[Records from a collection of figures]
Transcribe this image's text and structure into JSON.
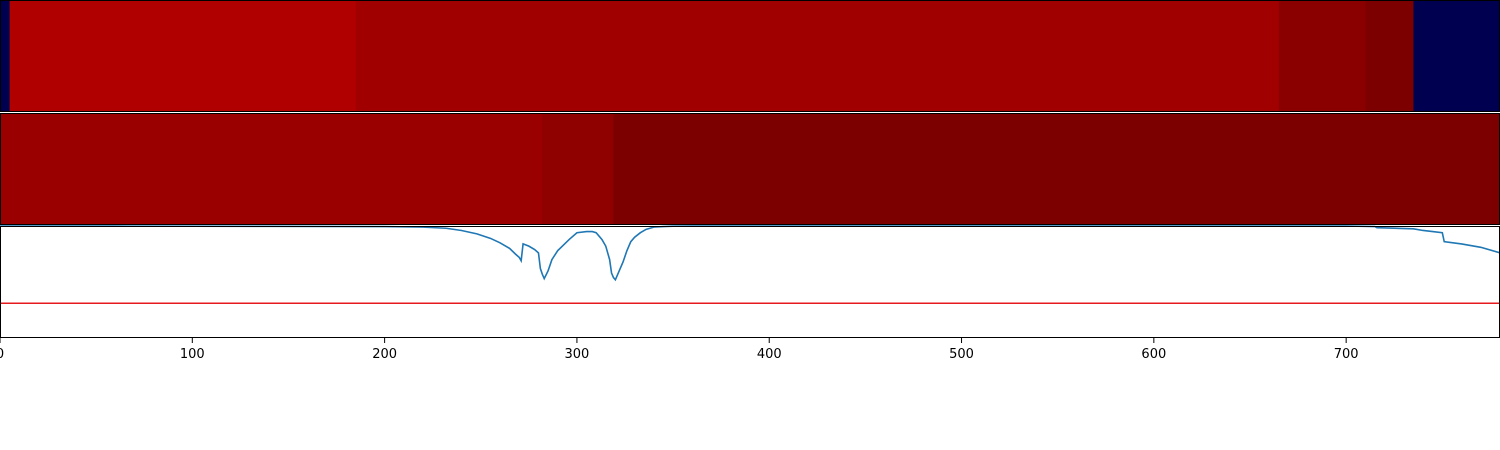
{
  "chart_data": [
    {
      "type": "heatmap",
      "xlim": [
        0,
        780
      ],
      "grid": false,
      "segments": [
        {
          "start": 0,
          "end": 5,
          "color": "#000050"
        },
        {
          "start": 5,
          "end": 185,
          "color": "#b00000"
        },
        {
          "start": 185,
          "end": 665,
          "color": "#a00000"
        },
        {
          "start": 665,
          "end": 710,
          "color": "#8a0000"
        },
        {
          "start": 710,
          "end": 735,
          "color": "#7c0000"
        },
        {
          "start": 735,
          "end": 780,
          "color": "#000050"
        }
      ]
    },
    {
      "type": "heatmap",
      "xlim": [
        0,
        780
      ],
      "grid": false,
      "segments": [
        {
          "start": 0,
          "end": 282,
          "color": "#9b0000"
        },
        {
          "start": 282,
          "end": 319,
          "color": "#8f0000"
        },
        {
          "start": 319,
          "end": 780,
          "color": "#7d0000"
        }
      ]
    },
    {
      "type": "line",
      "xlim": [
        0,
        780
      ],
      "ylim": [
        0,
        1
      ],
      "grid": false,
      "x_ticks": [
        0,
        100,
        200,
        300,
        400,
        500,
        600,
        700
      ],
      "x_tick_labels": [
        "0",
        "100",
        "200",
        "300",
        "400",
        "500",
        "600",
        "700"
      ],
      "threshold": {
        "y": 0.31,
        "color": "#e41a1c"
      },
      "series": [
        {
          "color": "#1f77b4",
          "x": [
            0,
            60,
            140,
            200,
            220,
            232,
            240,
            248,
            255,
            260,
            265,
            268,
            270,
            271,
            272,
            275,
            278,
            280,
            281,
            282,
            283,
            285,
            287,
            290,
            293,
            296,
            300,
            305,
            308,
            310,
            313,
            315,
            317,
            318,
            319,
            320,
            322,
            324,
            326,
            328,
            330,
            333,
            336,
            340,
            345,
            350,
            360,
            380,
            420,
            500,
            600,
            700,
            715,
            716,
            735,
            740,
            745,
            750,
            751,
            760,
            770,
            780
          ],
          "y": [
            1.0,
            0.999,
            0.997,
            0.995,
            0.99,
            0.98,
            0.96,
            0.93,
            0.89,
            0.85,
            0.8,
            0.75,
            0.72,
            0.69,
            0.84,
            0.82,
            0.79,
            0.76,
            0.62,
            0.57,
            0.53,
            0.6,
            0.7,
            0.78,
            0.83,
            0.88,
            0.94,
            0.95,
            0.95,
            0.94,
            0.88,
            0.82,
            0.7,
            0.58,
            0.54,
            0.52,
            0.6,
            0.68,
            0.78,
            0.86,
            0.9,
            0.94,
            0.97,
            0.99,
            0.995,
            0.998,
            1.0,
            1.0,
            1.0,
            1.0,
            1.0,
            1.0,
            0.995,
            0.985,
            0.975,
            0.96,
            0.95,
            0.94,
            0.86,
            0.84,
            0.81,
            0.76
          ]
        }
      ]
    }
  ]
}
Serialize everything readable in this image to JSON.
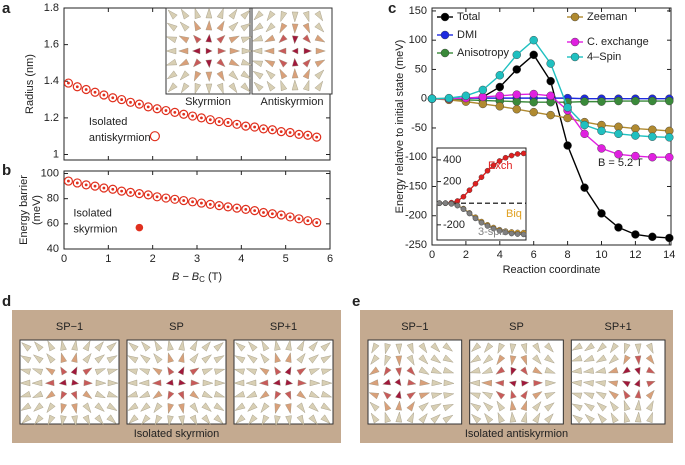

INSTRUCTIONS TO FOLLOW
Repeat each entry exactly. Pictures do not belong in the copy.

TASK OUTPUT
Transcribe this image's text and structure into JSON.
{
  "chart_data": [
    {
      "type": "heatmap",
      "xlim": [
        0,
        780
      ],
      "grid": false,
      "segments": [
        {
          "start": 0,
          "end": 5,
          "color": "#000050"
        },
        {
          "start": 5,
          "end": 185,
          "color": "#b00000"
        },
        {
          "start": 185,
          "end": 665,
          "color": "#a00000"
        },
        {
          "start": 665,
          "end": 710,
          "color": "#8a0000"
        },
        {
          "start": 710,
          "end": 735,
          "color": "#7c0000"
        },
        {
          "start": 735,
          "end": 780,
          "color": "#000050"
        }
      ]
    },
    {
      "type": "heatmap",
      "xlim": [
        0,
        780
      ],
      "grid": false,
      "segments": [
        {
          "start": 0,
          "end": 282,
          "color": "#9b0000"
        },
        {
          "start": 282,
          "end": 319,
          "color": "#8f0000"
        },
        {
          "start": 319,
          "end": 780,
          "color": "#7d0000"
        }
      ]
    },
    {
      "type": "line",
      "xlim": [
        0,
        780
      ],
      "ylim": [
        0,
        1
      ],
      "grid": false,
      "x_ticks": [
        0,
        100,
        200,
        300,
        400,
        500,
        600,
        700
      ],
      "x_tick_labels": [
        "0",
        "100",
        "200",
        "300",
        "400",
        "500",
        "600",
        "700"
      ],
      "threshold": {
        "y": 0.31,
        "color": "#e41a1c"
      },
      "series": [
        {
          "color": "#1f77b4",
          "x": [
            0,
            60,
            140,
            200,
            220,
            232,
            240,
            248,
            255,
            260,
            265,
            268,
            270,
            271,
            272,
            275,
            278,
            280,
            281,
            282,
            283,
            285,
            287,
            290,
            293,
            296,
            300,
            305,
            308,
            310,
            313,
            315,
            317,
            318,
            319,
            320,
            322,
            324,
            326,
            328,
            330,
            333,
            336,
            340,
            345,
            350,
            360,
            380,
            420,
            500,
            600,
            700,
            715,
            716,
            735,
            740,
            745,
            750,
            751,
            760,
            770,
            780
          ],
          "y": [
            1.0,
            0.999,
            0.997,
            0.995,
            0.99,
            0.98,
            0.96,
            0.93,
            0.89,
            0.85,
            0.8,
            0.75,
            0.72,
            0.69,
            0.84,
            0.82,
            0.79,
            0.76,
            0.62,
            0.57,
            0.53,
            0.6,
            0.7,
            0.78,
            0.83,
            0.88,
            0.94,
            0.95,
            0.95,
            0.94,
            0.88,
            0.82,
            0.7,
            0.58,
            0.54,
            0.52,
            0.6,
            0.68,
            0.78,
            0.86,
            0.9,
            0.94,
            0.97,
            0.99,
            0.995,
            0.998,
            1.0,
            1.0,
            1.0,
            1.0,
            1.0,
            1.0,
            0.995,
            0.985,
            0.975,
            0.96,
            0.95,
            0.94,
            0.86,
            0.84,
            0.81,
            0.76
          ]
        }
      ]
    }
  ]
}
Serialize everything readable in this image to JSON.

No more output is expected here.